Scan the data for "text" and copy the lines it appears in.
start Source records
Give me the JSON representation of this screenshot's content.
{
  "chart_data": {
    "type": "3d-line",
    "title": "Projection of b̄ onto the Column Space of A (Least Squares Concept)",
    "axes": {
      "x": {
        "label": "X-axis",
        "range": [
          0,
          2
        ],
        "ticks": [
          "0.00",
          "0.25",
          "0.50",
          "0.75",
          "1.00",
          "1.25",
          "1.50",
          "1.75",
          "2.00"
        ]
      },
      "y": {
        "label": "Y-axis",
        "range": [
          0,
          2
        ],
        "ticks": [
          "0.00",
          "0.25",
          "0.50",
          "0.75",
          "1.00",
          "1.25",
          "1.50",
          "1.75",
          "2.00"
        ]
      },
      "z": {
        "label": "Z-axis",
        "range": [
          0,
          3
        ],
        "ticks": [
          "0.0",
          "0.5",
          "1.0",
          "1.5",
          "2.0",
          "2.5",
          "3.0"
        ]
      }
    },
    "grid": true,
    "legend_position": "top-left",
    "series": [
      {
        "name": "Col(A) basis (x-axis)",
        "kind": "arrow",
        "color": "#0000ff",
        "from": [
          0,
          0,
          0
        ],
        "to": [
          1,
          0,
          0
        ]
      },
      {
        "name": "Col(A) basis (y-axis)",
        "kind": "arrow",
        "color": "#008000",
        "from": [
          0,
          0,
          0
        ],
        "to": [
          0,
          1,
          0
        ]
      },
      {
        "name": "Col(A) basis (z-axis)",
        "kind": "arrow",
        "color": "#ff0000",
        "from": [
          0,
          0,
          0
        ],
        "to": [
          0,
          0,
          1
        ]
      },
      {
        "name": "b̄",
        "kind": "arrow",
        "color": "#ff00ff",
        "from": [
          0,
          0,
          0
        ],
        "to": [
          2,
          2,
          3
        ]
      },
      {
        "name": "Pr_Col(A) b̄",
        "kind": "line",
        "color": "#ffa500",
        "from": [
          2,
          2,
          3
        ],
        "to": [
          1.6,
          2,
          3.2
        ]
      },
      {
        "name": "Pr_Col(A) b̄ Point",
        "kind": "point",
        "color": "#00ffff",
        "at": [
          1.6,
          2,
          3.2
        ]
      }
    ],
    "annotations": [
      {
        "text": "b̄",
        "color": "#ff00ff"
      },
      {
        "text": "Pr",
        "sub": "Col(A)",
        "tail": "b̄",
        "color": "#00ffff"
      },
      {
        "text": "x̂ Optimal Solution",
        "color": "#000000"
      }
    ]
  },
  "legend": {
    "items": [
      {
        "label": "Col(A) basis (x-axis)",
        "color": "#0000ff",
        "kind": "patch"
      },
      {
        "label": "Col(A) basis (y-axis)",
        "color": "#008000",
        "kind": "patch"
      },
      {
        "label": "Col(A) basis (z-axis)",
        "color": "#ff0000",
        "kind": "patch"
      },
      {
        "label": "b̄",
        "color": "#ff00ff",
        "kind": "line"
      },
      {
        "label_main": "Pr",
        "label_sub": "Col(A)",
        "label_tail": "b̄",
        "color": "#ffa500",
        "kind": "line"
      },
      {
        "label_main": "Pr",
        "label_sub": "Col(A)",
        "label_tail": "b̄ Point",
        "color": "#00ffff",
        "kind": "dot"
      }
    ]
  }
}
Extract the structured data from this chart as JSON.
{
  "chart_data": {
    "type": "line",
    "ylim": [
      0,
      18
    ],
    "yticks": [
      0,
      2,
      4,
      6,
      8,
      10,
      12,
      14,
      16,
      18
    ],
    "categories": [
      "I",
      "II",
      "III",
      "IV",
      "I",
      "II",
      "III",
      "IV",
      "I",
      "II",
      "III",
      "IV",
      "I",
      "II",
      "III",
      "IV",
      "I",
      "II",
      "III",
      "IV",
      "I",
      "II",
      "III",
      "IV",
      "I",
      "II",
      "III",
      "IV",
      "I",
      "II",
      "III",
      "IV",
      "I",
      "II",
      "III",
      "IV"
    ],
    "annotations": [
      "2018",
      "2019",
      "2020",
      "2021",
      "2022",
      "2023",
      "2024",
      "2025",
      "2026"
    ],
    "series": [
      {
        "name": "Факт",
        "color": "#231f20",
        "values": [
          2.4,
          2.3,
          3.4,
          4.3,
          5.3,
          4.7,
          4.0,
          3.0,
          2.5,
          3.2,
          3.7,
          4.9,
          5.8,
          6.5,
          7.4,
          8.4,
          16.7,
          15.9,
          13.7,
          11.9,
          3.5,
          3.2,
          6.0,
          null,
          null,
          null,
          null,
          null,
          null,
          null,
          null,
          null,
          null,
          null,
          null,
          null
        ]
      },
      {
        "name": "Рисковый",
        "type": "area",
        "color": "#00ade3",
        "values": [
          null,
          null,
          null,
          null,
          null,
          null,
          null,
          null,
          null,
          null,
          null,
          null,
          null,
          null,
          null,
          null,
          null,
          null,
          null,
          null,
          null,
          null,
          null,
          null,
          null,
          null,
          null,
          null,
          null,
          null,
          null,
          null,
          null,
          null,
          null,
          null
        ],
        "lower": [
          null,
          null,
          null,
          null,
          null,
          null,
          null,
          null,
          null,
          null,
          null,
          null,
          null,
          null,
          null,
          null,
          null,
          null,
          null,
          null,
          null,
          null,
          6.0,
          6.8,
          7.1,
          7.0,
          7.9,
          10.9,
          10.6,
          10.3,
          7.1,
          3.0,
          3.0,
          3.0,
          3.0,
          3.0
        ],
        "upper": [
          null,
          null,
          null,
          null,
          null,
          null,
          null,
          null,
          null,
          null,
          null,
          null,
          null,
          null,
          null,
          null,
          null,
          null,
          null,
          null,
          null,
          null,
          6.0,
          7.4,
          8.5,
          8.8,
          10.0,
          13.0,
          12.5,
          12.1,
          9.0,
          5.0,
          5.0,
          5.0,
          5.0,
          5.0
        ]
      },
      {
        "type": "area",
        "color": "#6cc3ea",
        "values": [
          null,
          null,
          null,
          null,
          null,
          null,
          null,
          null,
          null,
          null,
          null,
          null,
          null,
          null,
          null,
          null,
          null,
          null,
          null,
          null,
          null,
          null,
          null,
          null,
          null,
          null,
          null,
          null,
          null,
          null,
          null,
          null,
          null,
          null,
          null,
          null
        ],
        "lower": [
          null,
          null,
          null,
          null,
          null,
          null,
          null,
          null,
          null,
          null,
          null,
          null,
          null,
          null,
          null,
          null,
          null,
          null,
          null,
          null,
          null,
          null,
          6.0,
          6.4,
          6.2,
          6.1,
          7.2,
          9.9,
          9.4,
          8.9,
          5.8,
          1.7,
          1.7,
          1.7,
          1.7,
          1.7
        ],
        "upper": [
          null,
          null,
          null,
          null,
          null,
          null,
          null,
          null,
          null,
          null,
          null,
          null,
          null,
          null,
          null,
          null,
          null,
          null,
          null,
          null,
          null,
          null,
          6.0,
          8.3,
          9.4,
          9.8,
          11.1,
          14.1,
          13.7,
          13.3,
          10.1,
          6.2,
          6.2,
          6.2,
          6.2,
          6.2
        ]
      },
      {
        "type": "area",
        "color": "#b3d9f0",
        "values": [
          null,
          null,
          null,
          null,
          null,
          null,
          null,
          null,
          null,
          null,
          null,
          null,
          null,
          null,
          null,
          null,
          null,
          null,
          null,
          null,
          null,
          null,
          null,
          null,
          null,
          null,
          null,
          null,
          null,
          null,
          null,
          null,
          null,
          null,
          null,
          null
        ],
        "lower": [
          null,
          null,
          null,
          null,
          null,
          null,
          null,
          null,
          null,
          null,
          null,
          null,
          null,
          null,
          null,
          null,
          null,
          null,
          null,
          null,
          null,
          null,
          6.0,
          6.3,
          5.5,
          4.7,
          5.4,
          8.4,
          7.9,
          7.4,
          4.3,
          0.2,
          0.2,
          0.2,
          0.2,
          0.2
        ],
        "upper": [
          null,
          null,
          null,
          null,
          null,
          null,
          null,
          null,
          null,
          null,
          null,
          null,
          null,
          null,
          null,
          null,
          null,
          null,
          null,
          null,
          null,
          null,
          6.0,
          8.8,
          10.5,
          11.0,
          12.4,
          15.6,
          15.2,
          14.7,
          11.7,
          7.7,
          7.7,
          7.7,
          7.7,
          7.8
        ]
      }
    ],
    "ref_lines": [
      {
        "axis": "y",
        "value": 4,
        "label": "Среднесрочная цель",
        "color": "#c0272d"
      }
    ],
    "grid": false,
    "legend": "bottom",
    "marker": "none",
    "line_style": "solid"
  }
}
end Source records
Expected answer:
        "text": "b̄",
        "text": "Pr",
        "text": "x̂ Optimal Solution",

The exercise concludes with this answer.